▶ [THE TASK]: Copy each line exactly. Leave nothing out.

## begin

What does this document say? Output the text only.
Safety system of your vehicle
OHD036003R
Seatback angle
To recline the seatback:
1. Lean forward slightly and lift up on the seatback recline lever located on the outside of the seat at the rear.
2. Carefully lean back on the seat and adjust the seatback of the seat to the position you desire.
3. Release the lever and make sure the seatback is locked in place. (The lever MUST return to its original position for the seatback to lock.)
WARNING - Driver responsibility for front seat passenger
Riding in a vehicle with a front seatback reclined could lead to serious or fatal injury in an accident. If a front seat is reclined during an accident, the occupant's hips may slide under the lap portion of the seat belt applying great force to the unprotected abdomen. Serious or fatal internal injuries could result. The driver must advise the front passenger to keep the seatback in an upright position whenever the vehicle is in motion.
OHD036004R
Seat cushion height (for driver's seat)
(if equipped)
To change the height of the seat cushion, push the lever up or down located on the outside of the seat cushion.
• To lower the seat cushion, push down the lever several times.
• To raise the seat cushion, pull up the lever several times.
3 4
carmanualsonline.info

## end

▶ [RESPONSE]:
What does this document say? Output the text only.
Safety system of your vehicle
OHD036003R
Seatback angle
To recline the seatback:
1. Lean forward slightly and lift up on the seatback recline lever located on the outside of the seat at the rear.
2. Carefully lean back on the seat and adjust the seatback of the seat to the position you desire.
3. Release the lever and make sure the seatback is locked in place. (The lever MUST return to its original position for the seatback to lock.)
WARNING - Driver responsibility for front seat passenger
Riding in a vehicle with a front seatback reclined could lead to serious or fatal injury in an accident. If a front seat is reclined during an accident, the occupant's hips may slide under the lap portion of the seat belt applying great force to the unprotected abdomen. Serious or fatal internal injuries could result. The driver must advise the front passenger to keep the seatback in an upright position whenever the vehicle is in motion.
OHD036004R
Seat cushion height (for driver's seat)
(if equipped)
To change the height of the seat cushion, push the lever up or down located on the outside of the seat cushion.
• To lower the seat cushion, push down the lever several times.
• To raise the seat cushion, pull up the lever several times.
3 4
carmanualsonline.info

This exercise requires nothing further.